→ **Instruction**
Write the data out again in full, with no departure from the original.

* BEGIN *

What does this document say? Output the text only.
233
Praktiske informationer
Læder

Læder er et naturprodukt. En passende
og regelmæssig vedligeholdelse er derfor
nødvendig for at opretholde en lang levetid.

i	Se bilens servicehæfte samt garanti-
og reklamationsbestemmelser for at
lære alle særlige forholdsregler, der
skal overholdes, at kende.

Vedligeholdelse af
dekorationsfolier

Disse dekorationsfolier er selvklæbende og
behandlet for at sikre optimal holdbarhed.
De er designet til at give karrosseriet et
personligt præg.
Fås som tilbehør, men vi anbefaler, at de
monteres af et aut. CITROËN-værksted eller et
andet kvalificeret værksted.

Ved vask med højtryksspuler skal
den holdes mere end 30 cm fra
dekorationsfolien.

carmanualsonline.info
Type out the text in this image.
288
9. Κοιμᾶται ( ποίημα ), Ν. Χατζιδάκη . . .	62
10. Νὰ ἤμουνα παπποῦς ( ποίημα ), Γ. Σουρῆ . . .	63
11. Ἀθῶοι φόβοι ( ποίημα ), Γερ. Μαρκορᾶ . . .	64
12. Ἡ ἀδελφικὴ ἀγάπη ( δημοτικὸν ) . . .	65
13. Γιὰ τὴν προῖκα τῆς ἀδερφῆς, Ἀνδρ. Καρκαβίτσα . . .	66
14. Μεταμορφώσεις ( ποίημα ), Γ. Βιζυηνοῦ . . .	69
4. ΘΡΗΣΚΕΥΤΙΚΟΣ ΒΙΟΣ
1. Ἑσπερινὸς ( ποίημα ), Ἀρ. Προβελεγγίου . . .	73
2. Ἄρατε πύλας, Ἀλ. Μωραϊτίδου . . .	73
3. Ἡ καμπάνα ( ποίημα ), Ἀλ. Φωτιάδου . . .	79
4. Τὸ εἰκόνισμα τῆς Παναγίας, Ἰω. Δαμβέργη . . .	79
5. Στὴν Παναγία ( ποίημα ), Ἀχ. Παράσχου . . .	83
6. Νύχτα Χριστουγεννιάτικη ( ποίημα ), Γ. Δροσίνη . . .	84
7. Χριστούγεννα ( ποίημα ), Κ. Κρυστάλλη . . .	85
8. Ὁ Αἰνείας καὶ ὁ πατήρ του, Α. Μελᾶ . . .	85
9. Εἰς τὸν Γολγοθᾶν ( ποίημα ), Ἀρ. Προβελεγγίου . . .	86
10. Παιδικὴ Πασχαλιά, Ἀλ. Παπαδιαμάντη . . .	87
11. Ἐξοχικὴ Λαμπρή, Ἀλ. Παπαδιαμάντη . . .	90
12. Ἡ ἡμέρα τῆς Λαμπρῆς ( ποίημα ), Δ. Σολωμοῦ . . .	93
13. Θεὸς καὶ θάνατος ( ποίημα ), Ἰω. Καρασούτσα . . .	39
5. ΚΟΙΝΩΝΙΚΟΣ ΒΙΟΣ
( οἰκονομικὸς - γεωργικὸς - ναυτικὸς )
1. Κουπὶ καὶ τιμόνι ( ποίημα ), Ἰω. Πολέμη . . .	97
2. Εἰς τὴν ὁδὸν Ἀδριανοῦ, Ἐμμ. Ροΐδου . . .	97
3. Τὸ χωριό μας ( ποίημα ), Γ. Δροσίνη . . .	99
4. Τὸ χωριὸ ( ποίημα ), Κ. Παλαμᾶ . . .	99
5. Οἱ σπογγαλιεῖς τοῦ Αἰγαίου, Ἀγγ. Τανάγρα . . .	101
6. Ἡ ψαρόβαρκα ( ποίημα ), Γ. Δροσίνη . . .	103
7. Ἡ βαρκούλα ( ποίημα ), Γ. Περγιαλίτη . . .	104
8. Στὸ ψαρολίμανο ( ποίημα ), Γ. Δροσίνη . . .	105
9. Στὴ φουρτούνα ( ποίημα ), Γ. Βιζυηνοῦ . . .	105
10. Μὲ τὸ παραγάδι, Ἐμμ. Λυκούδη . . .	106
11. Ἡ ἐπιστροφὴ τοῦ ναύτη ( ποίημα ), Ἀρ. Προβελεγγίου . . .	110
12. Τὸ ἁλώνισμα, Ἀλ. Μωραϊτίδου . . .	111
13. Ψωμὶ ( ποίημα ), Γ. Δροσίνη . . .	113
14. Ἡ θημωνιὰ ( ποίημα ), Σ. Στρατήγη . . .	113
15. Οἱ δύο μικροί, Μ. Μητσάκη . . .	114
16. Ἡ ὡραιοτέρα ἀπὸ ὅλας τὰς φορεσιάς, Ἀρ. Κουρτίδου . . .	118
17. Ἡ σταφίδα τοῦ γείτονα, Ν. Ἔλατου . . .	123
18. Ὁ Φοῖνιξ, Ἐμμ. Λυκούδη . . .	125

* END *

→ **Result of the exercise**
What does this document say? Output the text only.
233
Praktiske informationer
Læder

Læder er et naturprodukt. En passende
og regelmæssig vedligeholdelse er derfor
nødvendig for at opretholde en lang levetid.

i	Se bilens servicehæfte samt garanti-
og reklamationsbestemmelser for at
lære alle særlige forholdsregler, der
skal overholdes, at kende.

Vedligeholdelse af
dekorationsfolier

Disse dekorationsfolier er selvklæbende og
behandlet for at sikre optimal holdbarhed.
De er designet til at give karrosseriet et
personligt præg.
Fås som tilbehør, men vi anbefaler, at de
monteres af et aut. CITROËN-værksted eller et
andet kvalificeret værksted.

Ved vask med højtryksspuler skal
den holdes mere end 30 cm fra
dekorationsfolien.

carmanualsonline.info
Type out the text in this image.
288
9. Κοιμᾶται ( ποίημα ), Ν. Χατζιδάκη . . .	62
10. Νὰ ἤμουνα παπποῦς ( ποίημα ), Γ. Σουρῆ . . .	63
11. Ἀθῶοι φόβοι ( ποίημα ), Γερ. Μαρκορᾶ . . .	64
12. Ἡ ἀδελφικὴ ἀγάπη ( δημοτικὸν ) . . .	65
13. Γιὰ τὴν προῖκα τῆς ἀδερφῆς, Ἀνδρ. Καρκαβίτσα . . .	66
14. Μεταμορφώσεις ( ποίημα ), Γ. Βιζυηνοῦ . . .	69
4. ΘΡΗΣΚΕΥΤΙΚΟΣ ΒΙΟΣ
1. Ἑσπερινὸς ( ποίημα ), Ἀρ. Προβελεγγίου . . .	73
2. Ἄρατε πύλας, Ἀλ. Μωραϊτίδου . . .	73
3. Ἡ καμπάνα ( ποίημα ), Ἀλ. Φωτιάδου . . .	79
4. Τὸ εἰκόνισμα τῆς Παναγίας, Ἰω. Δαμβέργη . . .	79
5. Στὴν Παναγία ( ποίημα ), Ἀχ. Παράσχου . . .	83
6. Νύχτα Χριστουγεννιάτικη ( ποίημα ), Γ. Δροσίνη . . .	84
7. Χριστούγεννα ( ποίημα ), Κ. Κρυστάλλη . . .	85
8. Ὁ Αἰνείας καὶ ὁ πατήρ του, Α. Μελᾶ . . .	85
9. Εἰς τὸν Γολγοθᾶν ( ποίημα ), Ἀρ. Προβελεγγίου . . .	86
10. Παιδικὴ Πασχαλιά, Ἀλ. Παπαδιαμάντη . . .	87
11. Ἐξοχικὴ Λαμπρή, Ἀλ. Παπαδιαμάντη . . .	90
12. Ἡ ἡμέρα τῆς Λαμπρῆς ( ποίημα ), Δ. Σολωμοῦ . . .	93
13. Θεὸς καὶ θάνατος ( ποίημα ), Ἰω. Καρασούτσα . . .	39
5. ΚΟΙΝΩΝΙΚΟΣ ΒΙΟΣ
( οἰκονομικὸς - γεωργικὸς - ναυτικὸς )
1. Κουπὶ καὶ τιμόνι ( ποίημα ), Ἰω. Πολέμη . . .	97
2. Εἰς τὴν ὁδὸν Ἀδριανοῦ, Ἐμμ. Ροΐδου . . .	97
3. Τὸ χωριό μας ( ποίημα ), Γ. Δροσίνη . . .	99
4. Τὸ χωριὸ ( ποίημα ), Κ. Παλαμᾶ . . .	99
5. Οἱ σπογγαλιεῖς τοῦ Αἰγαίου, Ἀγγ. Τανάγρα . . .	101
6. Ἡ ψαρόβαρκα ( ποίημα ), Γ. Δροσίνη . . .	103
7. Ἡ βαρκούλα ( ποίημα ), Γ. Περγιαλίτη . . .	104
8. Στὸ ψαρολίμανο ( ποίημα ), Γ. Δροσίνη . . .	105
9. Στὴ φουρτούνα ( ποίημα ), Γ. Βιζυηνοῦ . . .	105
10. Μὲ τὸ παραγάδι, Ἐμμ. Λυκούδη . . .	106
11. Ἡ ἐπιστροφὴ τοῦ ναύτη ( ποίημα ), Ἀρ. Προβελεγγίου . . .	110
12. Τὸ ἁλώνισμα, Ἀλ. Μωραϊτίδου . . .	111
13. Ψωμὶ ( ποίημα ), Γ. Δροσίνη . . .	113
14. Ἡ θημωνιὰ ( ποίημα ), Σ. Στρατήγη . . .	113
15. Οἱ δύο μικροί, Μ. Μητσάκη . . .	114
16. Ἡ ὡραιοτέρα ἀπὸ ὅλας τὰς φορεσιάς, Ἀρ. Κουρτίδου . . .	118
17. Ἡ σταφίδα τοῦ γείτονα, Ν. Ἔλατου . . .	123
18. Ὁ Φοῖνιξ, Ἐμμ. Λυκούδη . . .	125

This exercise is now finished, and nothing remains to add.